Text block:
011. Co-ordinate Bench has given categorical finding that all these loans and advances given to different companies by other companies are in the nature of loans and advances out of commercial consideration and business expediency. The co-ordinate Bench has given detailed reasons which stated that company has purchased land in the name of related companies for the purpose of setting up Wind farm and therefore, there is loan and advances in the land holder companies for business purposes. While holding so, the co-ordinate Bench also relied on several judicial precedents as well as CBDT Circular No. 19/2017 dated 12.06.2017.
012. Further, following the same decision of co-ordinate Bench in assessee’s own case for AY 2012-13, ITAT has also deleted the identical addition.
013. The learned Departmental Representative could not show us any reason that how those decisions are not applicable in case of assessee for this year. Further, the CBDT has also taken a view vide CBDT Circular No. 19/2017 dated 12.06.2017 stating that where loans and advances are in the nature of commercial transactions, would not fall within the ambit of word ‘ advance’ in section 2(22) (e) of the Act. In view of the above facts, respectfully following the decision of co-ordinate bench in assessee’s own case for earlier years as well as circular of CBDT, we hold that the addition made of Rs. 1,60,50,281/- in the hands of the assessee on substantive basis is not sustainable. Therefore, the orders of the lower authorities are reversed and Assessing Officer is directed to delete the deemed dividend under section 2(22)(e) of the Act. Accordingly, the grounds no. 1 to 3 of the appeal are dismissed.
014. In the result, the appeal of the assessee is allowed.
Order pronounced in the open court on 19.04.2022.

Raw data:

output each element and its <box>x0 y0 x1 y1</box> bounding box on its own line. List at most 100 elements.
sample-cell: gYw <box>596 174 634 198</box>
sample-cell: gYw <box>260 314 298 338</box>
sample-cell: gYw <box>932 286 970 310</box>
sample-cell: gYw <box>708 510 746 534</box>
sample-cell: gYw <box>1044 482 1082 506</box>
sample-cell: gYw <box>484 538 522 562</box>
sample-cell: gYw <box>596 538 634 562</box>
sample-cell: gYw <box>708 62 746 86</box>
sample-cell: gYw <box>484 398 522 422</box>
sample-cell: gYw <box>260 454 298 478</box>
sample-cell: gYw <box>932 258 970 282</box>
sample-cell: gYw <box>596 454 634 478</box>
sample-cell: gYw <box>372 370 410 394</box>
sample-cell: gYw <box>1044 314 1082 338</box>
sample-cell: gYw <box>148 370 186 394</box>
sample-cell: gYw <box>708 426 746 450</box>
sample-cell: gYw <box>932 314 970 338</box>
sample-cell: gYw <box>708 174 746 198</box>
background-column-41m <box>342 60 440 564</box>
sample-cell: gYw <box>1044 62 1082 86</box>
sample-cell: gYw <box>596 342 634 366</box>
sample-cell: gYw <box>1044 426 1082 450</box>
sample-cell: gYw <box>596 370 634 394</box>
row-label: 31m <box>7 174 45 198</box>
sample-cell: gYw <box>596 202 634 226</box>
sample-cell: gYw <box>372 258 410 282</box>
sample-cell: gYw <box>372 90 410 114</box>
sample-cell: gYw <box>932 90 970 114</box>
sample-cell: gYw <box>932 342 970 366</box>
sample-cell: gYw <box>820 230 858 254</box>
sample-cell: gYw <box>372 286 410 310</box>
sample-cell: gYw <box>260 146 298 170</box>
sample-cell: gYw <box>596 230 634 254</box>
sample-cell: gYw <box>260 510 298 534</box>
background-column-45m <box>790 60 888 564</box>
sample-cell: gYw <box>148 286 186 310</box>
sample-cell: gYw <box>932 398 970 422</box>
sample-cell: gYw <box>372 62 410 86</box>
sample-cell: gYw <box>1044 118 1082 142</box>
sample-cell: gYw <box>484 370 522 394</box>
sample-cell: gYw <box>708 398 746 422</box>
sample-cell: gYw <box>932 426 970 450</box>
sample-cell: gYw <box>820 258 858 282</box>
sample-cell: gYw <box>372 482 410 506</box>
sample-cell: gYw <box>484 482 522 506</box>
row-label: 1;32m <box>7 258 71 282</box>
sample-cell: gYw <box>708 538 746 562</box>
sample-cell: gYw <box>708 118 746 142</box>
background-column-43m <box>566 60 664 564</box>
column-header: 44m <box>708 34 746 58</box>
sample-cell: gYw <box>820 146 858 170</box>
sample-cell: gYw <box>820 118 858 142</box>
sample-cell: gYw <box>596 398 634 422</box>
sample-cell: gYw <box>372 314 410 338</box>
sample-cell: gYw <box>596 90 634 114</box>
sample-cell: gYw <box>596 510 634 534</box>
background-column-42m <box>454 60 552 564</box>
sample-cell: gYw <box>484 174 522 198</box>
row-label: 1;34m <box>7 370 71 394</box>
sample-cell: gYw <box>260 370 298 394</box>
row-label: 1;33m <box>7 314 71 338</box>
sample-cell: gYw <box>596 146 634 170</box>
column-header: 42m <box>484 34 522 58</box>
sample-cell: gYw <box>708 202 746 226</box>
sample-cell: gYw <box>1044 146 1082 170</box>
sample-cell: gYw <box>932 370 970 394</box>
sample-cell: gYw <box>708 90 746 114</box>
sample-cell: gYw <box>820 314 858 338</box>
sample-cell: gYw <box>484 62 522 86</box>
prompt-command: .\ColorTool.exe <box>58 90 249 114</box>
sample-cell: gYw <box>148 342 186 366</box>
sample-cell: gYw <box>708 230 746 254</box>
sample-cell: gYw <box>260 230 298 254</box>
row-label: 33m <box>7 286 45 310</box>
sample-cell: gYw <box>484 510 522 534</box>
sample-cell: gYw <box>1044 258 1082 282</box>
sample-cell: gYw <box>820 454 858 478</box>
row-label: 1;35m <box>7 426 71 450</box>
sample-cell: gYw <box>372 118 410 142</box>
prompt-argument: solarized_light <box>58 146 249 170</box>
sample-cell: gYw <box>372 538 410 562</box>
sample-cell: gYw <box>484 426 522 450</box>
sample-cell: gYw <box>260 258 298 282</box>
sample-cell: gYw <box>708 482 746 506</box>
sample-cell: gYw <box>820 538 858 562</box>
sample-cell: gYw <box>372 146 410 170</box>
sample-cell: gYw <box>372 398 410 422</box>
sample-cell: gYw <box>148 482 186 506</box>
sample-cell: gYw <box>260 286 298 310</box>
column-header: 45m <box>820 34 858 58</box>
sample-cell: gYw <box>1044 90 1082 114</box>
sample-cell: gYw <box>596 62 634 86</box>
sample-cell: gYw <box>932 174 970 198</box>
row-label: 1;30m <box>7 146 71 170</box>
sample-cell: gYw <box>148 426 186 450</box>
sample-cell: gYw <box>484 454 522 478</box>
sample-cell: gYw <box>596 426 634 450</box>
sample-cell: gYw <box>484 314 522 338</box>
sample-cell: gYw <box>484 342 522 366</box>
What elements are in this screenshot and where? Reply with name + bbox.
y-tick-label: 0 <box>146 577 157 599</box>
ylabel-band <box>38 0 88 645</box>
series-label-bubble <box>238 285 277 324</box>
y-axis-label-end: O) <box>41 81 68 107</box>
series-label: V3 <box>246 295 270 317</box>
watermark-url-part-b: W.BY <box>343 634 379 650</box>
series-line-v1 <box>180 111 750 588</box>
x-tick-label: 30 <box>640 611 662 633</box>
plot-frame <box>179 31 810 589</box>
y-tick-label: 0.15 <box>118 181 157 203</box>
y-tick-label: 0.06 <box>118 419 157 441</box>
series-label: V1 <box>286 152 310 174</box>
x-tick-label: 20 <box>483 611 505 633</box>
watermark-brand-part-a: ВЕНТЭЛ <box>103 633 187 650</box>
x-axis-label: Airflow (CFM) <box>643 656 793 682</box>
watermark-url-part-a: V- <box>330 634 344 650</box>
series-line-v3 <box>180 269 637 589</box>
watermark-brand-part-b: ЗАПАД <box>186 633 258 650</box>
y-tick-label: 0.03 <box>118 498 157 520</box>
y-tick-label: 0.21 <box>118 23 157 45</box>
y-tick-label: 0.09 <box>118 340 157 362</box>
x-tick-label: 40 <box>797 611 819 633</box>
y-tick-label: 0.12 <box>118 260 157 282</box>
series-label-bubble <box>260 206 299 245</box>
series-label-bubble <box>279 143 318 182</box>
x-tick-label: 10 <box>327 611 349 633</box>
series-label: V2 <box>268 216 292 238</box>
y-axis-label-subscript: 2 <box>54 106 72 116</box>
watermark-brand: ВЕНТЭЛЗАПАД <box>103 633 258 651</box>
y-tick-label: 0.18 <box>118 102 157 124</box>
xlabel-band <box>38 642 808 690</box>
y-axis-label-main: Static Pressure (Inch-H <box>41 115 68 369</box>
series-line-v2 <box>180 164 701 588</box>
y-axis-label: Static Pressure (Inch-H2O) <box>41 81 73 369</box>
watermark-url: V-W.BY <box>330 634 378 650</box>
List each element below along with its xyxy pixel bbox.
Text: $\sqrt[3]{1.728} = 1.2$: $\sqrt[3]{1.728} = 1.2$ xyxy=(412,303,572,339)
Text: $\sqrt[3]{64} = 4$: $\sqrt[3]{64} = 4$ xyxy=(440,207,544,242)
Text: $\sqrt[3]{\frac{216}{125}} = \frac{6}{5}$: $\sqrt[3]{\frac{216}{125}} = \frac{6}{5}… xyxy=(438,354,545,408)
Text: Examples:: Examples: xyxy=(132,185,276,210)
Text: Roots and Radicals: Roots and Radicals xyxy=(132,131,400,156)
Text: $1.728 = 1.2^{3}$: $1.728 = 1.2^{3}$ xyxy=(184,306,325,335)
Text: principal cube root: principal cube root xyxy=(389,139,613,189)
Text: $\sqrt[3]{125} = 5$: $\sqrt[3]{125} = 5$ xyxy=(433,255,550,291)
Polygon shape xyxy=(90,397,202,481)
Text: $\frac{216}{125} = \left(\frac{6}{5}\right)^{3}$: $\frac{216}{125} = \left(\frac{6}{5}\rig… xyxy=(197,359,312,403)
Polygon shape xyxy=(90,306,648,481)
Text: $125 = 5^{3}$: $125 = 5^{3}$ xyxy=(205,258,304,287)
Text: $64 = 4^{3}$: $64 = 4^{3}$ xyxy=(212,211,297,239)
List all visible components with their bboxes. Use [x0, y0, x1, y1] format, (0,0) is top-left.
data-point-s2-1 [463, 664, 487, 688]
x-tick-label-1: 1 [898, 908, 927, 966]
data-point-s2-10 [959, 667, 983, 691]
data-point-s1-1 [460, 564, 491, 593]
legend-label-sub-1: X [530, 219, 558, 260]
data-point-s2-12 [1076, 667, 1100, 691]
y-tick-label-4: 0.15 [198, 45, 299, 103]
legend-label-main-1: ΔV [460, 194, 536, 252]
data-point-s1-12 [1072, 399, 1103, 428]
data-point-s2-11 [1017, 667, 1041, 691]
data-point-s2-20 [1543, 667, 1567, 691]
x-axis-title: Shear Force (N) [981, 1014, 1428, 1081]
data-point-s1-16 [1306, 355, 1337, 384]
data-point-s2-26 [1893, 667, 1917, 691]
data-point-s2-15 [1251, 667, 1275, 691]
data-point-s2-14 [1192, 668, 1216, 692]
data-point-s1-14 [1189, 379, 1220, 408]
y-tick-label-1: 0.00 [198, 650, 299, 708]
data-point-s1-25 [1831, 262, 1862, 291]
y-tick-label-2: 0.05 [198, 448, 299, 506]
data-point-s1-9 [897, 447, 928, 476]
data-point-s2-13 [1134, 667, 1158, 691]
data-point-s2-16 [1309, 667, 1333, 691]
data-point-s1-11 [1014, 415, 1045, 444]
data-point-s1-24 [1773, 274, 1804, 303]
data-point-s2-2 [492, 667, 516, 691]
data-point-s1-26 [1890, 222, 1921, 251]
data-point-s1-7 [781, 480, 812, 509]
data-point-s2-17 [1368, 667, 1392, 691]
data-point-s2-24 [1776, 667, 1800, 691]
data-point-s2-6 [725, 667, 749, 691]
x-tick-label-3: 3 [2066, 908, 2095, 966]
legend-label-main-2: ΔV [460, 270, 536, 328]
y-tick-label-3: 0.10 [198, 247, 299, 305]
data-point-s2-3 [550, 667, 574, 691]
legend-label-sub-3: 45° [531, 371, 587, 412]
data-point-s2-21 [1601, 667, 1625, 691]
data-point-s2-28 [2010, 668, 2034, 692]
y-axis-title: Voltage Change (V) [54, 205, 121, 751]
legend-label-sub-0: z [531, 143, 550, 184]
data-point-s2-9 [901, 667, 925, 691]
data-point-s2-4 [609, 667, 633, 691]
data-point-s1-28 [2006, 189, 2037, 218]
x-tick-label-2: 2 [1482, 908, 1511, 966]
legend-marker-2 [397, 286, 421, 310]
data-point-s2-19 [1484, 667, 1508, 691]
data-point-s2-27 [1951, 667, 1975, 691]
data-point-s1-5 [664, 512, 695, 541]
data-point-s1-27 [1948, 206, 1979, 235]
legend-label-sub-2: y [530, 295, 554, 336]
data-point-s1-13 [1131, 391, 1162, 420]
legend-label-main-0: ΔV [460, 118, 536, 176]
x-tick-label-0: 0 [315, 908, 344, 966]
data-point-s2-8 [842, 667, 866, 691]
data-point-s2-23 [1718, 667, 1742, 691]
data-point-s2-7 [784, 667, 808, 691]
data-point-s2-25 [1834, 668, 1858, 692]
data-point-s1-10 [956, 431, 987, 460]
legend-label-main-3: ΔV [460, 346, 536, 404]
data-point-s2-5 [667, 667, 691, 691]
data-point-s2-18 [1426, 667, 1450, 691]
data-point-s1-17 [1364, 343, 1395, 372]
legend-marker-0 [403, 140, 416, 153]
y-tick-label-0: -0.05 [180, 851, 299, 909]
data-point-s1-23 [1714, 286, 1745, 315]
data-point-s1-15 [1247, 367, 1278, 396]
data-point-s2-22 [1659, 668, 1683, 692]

Exercise aim: From the tribunal order, extract the passage between "011. Co-ordinate Bench" and "19/2017 dated 12.06.2017.", inclusive, word for word.

Task output:
011. Co-ordinate Bench has given categorical finding that all these loans and advances given to different companies by other companies are in the nature of loans and advances out of commercial consideration and business expediency. The co-ordinate Bench has given detailed reasons which stated that company has purchased land in the name of related companies for the purpose of setting up Wind farm and therefore, there is loan and advances in the land holder companies for business purposes. While holding so, the co-ordinate Bench also relied on several judicial precedents as well as CBDT Circular No. 19/2017 dated 12.06.2017.